Tasks for this exercise:
**a)** In the passage on Christ's Second Advent, render this sentence in Spanish: "It is marvellous that acute and sincere minds should have involved themselves in such an impossible contradiction."
**b)** Resume the passage on Christ's Second Advent, picking up after its last sentence.

Reading passage:
— BEGIN —

Many Christians over the centuries have believed the Second Advent of Christ and the establishment of the Millennial Kingdom was imminent - that is, could happen at any time.  Commenting in this erroneous philosophy, Mr. G. H. Lang has written:-

 

"It has been diligently asserted, and widely accepted that a few weeks after Pentecost, Peter was nevertheless saying exactly the reverse, and was telling Israel that the offer of the visible kingdom was still open, and that even if they would receive Jesus as the Messiah He would forthwith return and establish the kingdom in glory.

 

It is marvellous that acute and sincere minds should have involved themselves in such an impossible contradiction.  But if the theory puts Peter in an obviously false position, where does it place the Holy Spirit Himself?  Was He inspiring Peter to contradict Christ by inspiration at all?

 

That Peter had the kingdom before him is clear.  In his first address he spoke of "that great and notable day of the Lord," and quoted the words, "Sit Thou at My right hand, till I make Thine enemies the footstool of Thy feet" (Acts 2. 20, 34, 35).  But that he did not offer to Israel the immediate return of Christ to restore the kingdom to Israel is plain from the very statement often used to assert that he did.  His words were (Acts 3. 19-2l): "Repent that your sins may be blotted out, so that there may come seasons of refreshing from the presence of the Lord; and that He may send the Christ who hath been appointed for you, even Jesus:" and here the quotation from his words must stop if they are to give the impression desired: but actually he added the material sentence, "Whom the heave ns must receive until the times of the restoration of all things, whereof God spake by the mouth of His holy prophets that have been from of old."

 

These words suggest an absence of the Lord in the heavens for some period, not at all His instant return thence to the earth; for had the latter been in the mind of the speaker the phrase, "Whom the heavens must receive until," would not have occurred to him.  And he indicates sufficiently clearly the circumstances that will attend the close of that period of absence..."

 

"... Over a hundred years ago, when some devout men were pioneering in prophetic truth, they thought they saw clearly that the resurrection and rapture of 1 Thessalonians 4 and 1 Corinthians 15 must certainly occur before the rise of Antichrist at the close of this age.  The closest scrutiny of those passages cannot yield this idea; the indications are the other way: but these men felt sure as to this point.

— END —

Data:

— BEGIN —

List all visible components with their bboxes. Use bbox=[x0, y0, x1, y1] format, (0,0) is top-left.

— END —

Answers for the exercise:
**a)** Es asombroso que mentes agudas y sinceras se hayan enredado en una contradicción tan imposible.

**b)**
 

But they were, faced with the undeniable feature that the Old Testament knew nothing of any descent of the Lord Jesus from heaven until His appearing in glory at the close of the reign of that great and last tyrant [Antichrist]; nor does the prophetic teaching of Christ speak of any such earlier coming; nor is it indicated in the Revelation.

 

Presently a seemingly feasible solution of this problem was found in a suggestion that all that preponderating mass of prophetic scripture applied to Israel, not to the church; that the church is an unique company, revealed to Paul as to its character and destiny, not before; and that it will, and must be, removed from the earth before the dealings of God with Israel can recommence, and consequently its removal will entail a secret coming of Christ prior to the end days.  "This saying, therefore, went forth among the brethren," and ever since the most part believe as they have been taught; yea, "this saying was spread abroad and continueth unto this day."  But it has no more real basis than those two other sayings to which the words now used apply (John 21. 23: Matt. 28. 15).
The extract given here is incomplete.